### Aim
Lines containing the word "dalam" are to be counted; state their number and nothing further.
+---+
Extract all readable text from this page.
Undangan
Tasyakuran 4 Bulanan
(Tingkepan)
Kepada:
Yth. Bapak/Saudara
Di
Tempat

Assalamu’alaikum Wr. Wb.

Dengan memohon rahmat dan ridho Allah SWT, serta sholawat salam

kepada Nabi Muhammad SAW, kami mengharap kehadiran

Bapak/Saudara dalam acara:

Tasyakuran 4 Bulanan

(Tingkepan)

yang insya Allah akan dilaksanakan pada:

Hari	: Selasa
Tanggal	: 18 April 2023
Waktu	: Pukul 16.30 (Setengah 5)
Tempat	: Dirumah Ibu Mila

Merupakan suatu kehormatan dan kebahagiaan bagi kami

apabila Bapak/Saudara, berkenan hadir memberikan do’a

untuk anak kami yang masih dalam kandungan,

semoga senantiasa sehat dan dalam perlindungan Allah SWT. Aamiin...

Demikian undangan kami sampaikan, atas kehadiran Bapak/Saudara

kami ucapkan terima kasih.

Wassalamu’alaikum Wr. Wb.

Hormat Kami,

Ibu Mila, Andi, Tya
+---+
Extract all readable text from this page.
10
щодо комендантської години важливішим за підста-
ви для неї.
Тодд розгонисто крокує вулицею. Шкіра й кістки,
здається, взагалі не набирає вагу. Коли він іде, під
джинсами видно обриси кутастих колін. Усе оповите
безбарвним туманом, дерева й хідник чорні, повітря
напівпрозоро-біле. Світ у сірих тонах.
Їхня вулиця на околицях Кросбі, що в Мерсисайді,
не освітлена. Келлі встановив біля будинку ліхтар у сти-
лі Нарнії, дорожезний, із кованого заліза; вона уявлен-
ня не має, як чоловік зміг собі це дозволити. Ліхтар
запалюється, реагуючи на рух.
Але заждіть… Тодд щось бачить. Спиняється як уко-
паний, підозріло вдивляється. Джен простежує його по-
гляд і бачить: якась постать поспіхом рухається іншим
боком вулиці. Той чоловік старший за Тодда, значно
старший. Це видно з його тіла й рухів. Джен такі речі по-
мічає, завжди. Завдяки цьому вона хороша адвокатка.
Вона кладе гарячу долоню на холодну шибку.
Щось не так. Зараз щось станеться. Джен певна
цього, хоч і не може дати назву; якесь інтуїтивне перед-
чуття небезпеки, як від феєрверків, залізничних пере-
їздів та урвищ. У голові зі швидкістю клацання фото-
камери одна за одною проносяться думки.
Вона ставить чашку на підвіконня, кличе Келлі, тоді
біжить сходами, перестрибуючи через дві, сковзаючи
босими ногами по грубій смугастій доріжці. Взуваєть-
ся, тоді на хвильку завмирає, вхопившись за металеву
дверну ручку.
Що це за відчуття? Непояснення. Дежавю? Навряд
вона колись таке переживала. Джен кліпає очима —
+---+
### Problem solution
3